* Start Data for this exercise *

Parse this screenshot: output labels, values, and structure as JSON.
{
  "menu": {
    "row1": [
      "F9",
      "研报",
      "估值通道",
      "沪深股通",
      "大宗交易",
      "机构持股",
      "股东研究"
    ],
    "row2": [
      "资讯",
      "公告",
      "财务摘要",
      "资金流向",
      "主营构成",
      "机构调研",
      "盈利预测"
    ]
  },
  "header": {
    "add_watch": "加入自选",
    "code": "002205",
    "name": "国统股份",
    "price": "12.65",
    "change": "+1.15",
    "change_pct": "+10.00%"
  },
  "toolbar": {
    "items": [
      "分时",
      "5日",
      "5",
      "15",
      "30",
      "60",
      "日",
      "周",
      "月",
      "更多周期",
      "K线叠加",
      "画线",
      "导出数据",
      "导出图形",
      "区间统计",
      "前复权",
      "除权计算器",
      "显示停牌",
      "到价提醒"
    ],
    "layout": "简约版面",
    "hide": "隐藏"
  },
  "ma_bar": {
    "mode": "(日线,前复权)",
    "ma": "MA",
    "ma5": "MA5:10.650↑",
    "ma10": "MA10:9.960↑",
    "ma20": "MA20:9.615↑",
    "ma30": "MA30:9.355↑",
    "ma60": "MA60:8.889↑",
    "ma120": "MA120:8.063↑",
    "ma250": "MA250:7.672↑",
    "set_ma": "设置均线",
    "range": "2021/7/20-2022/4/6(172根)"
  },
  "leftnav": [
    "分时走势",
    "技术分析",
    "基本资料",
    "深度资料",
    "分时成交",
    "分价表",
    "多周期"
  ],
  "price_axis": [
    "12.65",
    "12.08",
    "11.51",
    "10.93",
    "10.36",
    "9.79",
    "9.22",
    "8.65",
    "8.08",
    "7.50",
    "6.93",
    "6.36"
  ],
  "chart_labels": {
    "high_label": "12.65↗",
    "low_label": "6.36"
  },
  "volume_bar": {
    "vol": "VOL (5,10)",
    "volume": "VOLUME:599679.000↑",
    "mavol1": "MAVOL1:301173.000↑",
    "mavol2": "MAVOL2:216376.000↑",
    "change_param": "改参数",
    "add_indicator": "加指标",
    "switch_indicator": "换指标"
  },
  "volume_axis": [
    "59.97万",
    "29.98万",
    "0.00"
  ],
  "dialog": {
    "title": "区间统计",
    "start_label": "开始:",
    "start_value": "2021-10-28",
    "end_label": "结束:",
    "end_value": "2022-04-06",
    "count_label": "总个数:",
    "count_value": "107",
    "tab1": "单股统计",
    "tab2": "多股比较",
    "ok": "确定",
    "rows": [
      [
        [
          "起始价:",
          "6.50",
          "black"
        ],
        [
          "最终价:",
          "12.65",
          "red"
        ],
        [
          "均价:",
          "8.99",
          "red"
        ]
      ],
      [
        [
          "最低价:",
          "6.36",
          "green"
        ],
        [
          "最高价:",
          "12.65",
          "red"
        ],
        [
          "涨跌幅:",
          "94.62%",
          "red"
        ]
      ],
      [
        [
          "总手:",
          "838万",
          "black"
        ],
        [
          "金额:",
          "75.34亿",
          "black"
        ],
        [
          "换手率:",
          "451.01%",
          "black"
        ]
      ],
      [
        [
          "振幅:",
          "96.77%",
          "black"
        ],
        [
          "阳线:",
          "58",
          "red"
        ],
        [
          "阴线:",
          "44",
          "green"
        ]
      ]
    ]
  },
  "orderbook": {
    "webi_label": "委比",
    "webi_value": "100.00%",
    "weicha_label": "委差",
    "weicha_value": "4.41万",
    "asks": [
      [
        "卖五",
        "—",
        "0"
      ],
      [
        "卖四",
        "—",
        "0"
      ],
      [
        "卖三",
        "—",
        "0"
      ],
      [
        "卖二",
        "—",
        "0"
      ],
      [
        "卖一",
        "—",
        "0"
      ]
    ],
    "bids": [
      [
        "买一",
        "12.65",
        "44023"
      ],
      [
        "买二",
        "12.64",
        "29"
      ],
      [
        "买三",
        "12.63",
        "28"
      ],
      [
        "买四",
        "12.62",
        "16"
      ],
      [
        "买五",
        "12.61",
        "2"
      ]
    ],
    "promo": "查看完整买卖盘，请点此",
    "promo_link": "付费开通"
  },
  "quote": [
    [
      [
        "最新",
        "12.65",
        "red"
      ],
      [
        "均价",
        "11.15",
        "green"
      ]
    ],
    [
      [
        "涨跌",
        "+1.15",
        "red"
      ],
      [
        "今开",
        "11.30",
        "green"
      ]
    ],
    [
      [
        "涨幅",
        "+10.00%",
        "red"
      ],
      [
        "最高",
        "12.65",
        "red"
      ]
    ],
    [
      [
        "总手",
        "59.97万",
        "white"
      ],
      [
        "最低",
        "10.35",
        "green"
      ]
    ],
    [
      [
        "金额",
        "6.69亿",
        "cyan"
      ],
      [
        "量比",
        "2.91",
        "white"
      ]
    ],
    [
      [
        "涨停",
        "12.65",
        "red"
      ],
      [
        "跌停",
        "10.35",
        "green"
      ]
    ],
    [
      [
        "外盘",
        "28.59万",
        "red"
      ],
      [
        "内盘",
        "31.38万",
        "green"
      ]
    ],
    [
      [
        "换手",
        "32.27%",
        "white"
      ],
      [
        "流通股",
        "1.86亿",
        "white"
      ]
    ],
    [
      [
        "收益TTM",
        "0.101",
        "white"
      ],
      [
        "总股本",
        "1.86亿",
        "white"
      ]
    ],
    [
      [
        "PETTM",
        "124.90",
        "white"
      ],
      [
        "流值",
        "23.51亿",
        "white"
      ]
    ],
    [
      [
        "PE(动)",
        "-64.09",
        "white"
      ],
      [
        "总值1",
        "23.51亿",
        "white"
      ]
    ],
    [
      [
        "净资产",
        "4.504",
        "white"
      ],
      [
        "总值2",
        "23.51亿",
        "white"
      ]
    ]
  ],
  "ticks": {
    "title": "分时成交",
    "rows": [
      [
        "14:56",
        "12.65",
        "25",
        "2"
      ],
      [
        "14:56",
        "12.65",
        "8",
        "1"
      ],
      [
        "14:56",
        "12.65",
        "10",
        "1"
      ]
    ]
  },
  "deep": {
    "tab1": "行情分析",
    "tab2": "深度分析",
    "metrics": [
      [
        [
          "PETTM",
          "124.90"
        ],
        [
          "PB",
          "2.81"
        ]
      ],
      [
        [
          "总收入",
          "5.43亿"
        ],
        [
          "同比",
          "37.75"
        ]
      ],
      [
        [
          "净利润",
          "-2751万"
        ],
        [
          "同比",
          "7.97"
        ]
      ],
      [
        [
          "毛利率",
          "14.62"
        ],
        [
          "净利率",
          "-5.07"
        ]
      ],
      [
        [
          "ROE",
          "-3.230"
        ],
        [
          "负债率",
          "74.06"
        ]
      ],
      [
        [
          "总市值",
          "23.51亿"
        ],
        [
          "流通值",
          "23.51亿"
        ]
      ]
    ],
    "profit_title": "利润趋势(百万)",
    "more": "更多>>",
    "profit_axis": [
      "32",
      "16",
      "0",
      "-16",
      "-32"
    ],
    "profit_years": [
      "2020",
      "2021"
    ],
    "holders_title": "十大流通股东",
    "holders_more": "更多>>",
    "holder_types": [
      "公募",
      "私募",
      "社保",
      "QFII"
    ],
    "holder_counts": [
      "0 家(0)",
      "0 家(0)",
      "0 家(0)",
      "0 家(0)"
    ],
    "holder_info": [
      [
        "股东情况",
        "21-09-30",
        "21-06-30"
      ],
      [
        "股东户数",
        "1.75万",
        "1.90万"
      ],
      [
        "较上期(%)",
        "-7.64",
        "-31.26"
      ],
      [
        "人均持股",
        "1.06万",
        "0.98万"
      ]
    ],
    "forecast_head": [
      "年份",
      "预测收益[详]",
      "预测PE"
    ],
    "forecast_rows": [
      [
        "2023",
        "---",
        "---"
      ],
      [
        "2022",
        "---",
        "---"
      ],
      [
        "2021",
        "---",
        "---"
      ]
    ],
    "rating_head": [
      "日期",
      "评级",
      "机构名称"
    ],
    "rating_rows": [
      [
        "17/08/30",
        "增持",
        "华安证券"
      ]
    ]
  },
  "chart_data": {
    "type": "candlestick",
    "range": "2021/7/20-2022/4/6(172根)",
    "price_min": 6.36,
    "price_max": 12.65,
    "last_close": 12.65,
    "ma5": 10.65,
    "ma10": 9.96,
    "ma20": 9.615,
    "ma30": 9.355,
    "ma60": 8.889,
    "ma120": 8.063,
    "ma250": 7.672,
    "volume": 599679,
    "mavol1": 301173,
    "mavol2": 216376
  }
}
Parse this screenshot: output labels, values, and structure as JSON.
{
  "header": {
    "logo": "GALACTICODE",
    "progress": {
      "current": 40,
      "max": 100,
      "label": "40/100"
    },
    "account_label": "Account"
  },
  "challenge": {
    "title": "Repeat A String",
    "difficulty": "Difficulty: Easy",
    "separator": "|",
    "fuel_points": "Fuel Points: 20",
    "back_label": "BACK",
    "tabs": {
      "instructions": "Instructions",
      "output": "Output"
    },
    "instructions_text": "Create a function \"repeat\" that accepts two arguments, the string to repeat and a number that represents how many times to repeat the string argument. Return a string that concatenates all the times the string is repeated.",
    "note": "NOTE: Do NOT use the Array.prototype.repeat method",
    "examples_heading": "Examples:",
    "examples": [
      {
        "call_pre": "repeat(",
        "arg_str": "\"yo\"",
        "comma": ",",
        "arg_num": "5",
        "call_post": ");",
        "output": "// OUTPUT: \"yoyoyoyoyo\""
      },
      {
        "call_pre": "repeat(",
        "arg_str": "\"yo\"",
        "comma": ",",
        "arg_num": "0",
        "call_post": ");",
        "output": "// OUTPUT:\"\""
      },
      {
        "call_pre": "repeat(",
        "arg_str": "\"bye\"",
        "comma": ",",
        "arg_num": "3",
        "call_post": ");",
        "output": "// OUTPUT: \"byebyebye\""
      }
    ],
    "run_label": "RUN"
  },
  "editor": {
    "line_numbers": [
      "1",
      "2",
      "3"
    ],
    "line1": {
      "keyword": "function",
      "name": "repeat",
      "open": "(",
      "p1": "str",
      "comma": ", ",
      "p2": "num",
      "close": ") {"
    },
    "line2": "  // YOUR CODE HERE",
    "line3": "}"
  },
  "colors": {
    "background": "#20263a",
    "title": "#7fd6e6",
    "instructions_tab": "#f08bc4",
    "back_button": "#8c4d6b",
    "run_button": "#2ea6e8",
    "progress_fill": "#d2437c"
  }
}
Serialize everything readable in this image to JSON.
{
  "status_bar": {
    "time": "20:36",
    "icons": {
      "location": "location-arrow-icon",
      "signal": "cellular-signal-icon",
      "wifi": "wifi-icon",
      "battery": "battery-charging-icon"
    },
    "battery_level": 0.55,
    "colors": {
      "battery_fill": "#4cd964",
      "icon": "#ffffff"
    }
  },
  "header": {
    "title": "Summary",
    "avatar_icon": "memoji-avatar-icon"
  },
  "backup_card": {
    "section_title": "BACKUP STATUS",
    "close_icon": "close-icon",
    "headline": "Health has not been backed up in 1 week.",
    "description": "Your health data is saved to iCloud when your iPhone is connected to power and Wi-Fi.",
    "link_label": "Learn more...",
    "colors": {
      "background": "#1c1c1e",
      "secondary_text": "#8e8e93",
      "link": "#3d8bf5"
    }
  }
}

* End Data for this exercise *

§ **Task description**:
Find each line holding the word "range" and copy it.

§ **Response for this exercise**:
    "range": "2021/7/20-2022/4/6(172根)"
    "range": "2021/7/20-2022/4/6(172根)",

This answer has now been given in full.